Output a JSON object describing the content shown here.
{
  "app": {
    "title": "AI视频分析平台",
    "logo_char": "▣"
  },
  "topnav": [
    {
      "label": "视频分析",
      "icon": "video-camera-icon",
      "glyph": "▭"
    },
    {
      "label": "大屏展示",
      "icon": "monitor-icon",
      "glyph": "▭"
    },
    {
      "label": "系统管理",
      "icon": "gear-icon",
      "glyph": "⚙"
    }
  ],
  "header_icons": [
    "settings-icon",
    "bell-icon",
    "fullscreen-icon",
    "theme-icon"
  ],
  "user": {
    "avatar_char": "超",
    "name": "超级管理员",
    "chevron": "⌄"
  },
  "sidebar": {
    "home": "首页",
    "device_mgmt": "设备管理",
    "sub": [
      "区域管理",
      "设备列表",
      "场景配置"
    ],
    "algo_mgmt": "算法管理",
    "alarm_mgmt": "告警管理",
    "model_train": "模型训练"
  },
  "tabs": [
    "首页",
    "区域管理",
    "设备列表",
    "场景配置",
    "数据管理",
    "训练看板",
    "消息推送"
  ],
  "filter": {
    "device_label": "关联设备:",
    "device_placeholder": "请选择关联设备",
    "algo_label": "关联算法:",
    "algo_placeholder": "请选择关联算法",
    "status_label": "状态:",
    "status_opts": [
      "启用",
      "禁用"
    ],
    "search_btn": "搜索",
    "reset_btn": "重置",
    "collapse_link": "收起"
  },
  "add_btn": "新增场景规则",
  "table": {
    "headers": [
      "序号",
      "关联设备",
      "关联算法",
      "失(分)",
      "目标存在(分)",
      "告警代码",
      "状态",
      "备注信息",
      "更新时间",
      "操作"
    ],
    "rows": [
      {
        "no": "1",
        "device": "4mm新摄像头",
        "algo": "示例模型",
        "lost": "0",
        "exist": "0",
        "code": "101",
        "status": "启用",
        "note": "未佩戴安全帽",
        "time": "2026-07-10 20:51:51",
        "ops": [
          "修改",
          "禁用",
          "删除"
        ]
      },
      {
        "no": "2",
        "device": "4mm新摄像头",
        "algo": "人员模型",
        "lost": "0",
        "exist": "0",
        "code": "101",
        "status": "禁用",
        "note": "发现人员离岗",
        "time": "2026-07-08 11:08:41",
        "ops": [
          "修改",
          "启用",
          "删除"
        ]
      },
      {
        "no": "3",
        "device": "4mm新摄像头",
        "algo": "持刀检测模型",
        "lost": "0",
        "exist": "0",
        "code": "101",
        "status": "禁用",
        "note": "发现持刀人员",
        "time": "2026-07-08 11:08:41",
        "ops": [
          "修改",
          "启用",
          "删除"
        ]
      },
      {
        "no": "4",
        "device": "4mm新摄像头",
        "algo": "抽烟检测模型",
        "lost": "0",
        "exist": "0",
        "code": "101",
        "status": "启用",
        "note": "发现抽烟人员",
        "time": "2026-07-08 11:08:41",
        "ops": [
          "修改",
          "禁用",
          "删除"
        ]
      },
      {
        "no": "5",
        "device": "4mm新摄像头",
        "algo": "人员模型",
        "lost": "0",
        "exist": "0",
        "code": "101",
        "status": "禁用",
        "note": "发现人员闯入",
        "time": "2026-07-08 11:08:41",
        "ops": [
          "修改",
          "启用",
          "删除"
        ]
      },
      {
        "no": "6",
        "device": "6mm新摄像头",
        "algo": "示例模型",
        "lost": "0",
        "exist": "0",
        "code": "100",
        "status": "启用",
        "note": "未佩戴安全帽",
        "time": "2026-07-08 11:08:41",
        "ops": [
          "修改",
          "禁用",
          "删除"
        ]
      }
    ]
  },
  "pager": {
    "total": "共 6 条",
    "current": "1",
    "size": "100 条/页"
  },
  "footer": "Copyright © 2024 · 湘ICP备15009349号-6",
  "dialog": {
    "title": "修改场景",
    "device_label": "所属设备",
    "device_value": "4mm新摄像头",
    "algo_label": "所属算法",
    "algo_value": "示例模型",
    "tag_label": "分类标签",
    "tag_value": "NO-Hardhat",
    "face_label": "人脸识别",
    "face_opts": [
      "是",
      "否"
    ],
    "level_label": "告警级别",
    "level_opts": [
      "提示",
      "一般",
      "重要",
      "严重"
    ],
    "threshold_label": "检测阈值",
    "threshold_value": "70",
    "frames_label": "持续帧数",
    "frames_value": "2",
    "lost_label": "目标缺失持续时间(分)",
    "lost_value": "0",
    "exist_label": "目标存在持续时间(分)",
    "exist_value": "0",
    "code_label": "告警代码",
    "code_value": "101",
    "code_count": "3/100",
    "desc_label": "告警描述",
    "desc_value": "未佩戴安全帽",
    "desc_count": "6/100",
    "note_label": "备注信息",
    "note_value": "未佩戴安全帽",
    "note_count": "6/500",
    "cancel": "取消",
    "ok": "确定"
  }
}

-----

### REQUIRED TASK
Please reproduce the entire listing, exactly as shown.

### SOLUTION FOR THIS EXERCISE
Output a JSON object describing the content shown here.
{
  "app": {
    "title": "AI视频分析平台",
    "logo_char": "▣"
  },
  "topnav": [
    {
      "label": "视频分析",
      "icon": "video-camera-icon",
      "glyph": "▭"
    },
    {
      "label": "大屏展示",
      "icon": "monitor-icon",
      "glyph": "▭"
    },
    {
      "label": "系统管理",
      "icon": "gear-icon",
      "glyph": "⚙"
    }
  ],
  "header_icons": [
    "settings-icon",
    "bell-icon",
    "fullscreen-icon",
    "theme-icon"
  ],
  "user": {
    "avatar_char": "超",
    "name": "超级管理员",
    "chevron": "⌄"
  },
  "sidebar": {
    "home": "首页",
    "device_mgmt": "设备管理",
    "sub": [
      "区域管理",
      "设备列表",
      "场景配置"
    ],
    "algo_mgmt": "算法管理",
    "alarm_mgmt": "告警管理",
    "model_train": "模型训练"
  },
  "tabs": [
    "首页",
    "区域管理",
    "设备列表",
    "场景配置",
    "数据管理",
    "训练看板",
    "消息推送"
  ],
  "filter": {
    "device_label": "关联设备:",
    "device_placeholder": "请选择关联设备",
    "algo_label": "关联算法:",
    "algo_placeholder": "请选择关联算法",
    "status_label": "状态:",
    "status_opts": [
      "启用",
      "禁用"
    ],
    "search_btn": "搜索",
    "reset_btn": "重置",
    "collapse_link": "收起"
  },
  "add_btn": "新增场景规则",
  "table": {
    "headers": [
      "序号",
      "关联设备",
      "关联算法",
      "失(分)",
      "目标存在(分)",
      "告警代码",
      "状态",
      "备注信息",
      "更新时间",
      "操作"
    ],
    "rows": [
      {
        "no": "1",
        "device": "4mm新摄像头",
        "algo": "示例模型",
        "lost": "0",
        "exist": "0",
        "code": "101",
        "status": "启用",
        "note": "未佩戴安全帽",
        "time": "2026-07-10 20:51:51",
        "ops": [
          "修改",
          "禁用",
          "删除"
        ]
      },
      {
        "no": "2",
        "device": "4mm新摄像头",
        "algo": "人员模型",
        "lost": "0",
        "exist": "0",
        "code": "101",
        "status": "禁用",
        "note": "发现人员离岗",
        "time": "2026-07-08 11:08:41",
        "ops": [
          "修改",
          "启用",
          "删除"
        ]
      },
      {
        "no": "3",
        "device": "4mm新摄像头",
        "algo": "持刀检测模型",
        "lost": "0",
        "exist": "0",
        "code": "101",
        "status": "禁用",
        "note": "发现持刀人员",
        "time": "2026-07-08 11:08:41",
        "ops": [
          "修改",
          "启用",
          "删除"
        ]
      },
      {
        "no": "4",
        "device": "4mm新摄像头",
        "algo": "抽烟检测模型",
        "lost": "0",
        "exist": "0",
        "code": "101",
        "status": "启用",
        "note": "发现抽烟人员",
        "time": "2026-07-08 11:08:41",
        "ops": [
          "修改",
          "禁用",
          "删除"
        ]
      },
      {
        "no": "5",
        "device": "4mm新摄像头",
        "algo": "人员模型",
        "lost": "0",
        "exist": "0",
        "code": "101",
        "status": "禁用",
        "note": "发现人员闯入",
        "time": "2026-07-08 11:08:41",
        "ops": [
          "修改",
          "启用",
          "删除"
        ]
      },
      {
        "no": "6",
        "device": "6mm新摄像头",
        "algo": "示例模型",
        "lost": "0",
        "exist": "0",
        "code": "100",
        "status": "启用",
        "note": "未佩戴安全帽",
        "time": "2026-07-08 11:08:41",
        "ops": [
          "修改",
          "禁用",
          "删除"
        ]
      }
    ]
  },
  "pager": {
    "total": "共 6 条",
    "current": "1",
    "size": "100 条/页"
  },
  "footer": "Copyright © 2024 · 湘ICP备15009349号-6",
  "dialog": {
    "title": "修改场景",
    "device_label": "所属设备",
    "device_value": "4mm新摄像头",
    "algo_label": "所属算法",
    "algo_value": "示例模型",
    "tag_label": "分类标签",
    "tag_value": "NO-Hardhat",
    "face_label": "人脸识别",
    "face_opts": [
      "是",
      "否"
    ],
    "level_label": "告警级别",
    "level_opts": [
      "提示",
      "一般",
      "重要",
      "严重"
    ],
    "threshold_label": "检测阈值",
    "threshold_value": "70",
    "frames_label": "持续帧数",
    "frames_value": "2",
    "lost_label": "目标缺失持续时间(分)",
    "lost_value": "0",
    "exist_label": "目标存在持续时间(分)",
    "exist_value": "0",
    "code_label": "告警代码",
    "code_value": "101",
    "code_count": "3/100",
    "desc_label": "告警描述",
    "desc_value": "未佩戴安全帽",
    "desc_count": "6/100",
    "note_label": "备注信息",
    "note_value": "未佩戴安全帽",
    "note_count": "6/500",
    "cancel": "取消",
    "ok": "确定"
  }
}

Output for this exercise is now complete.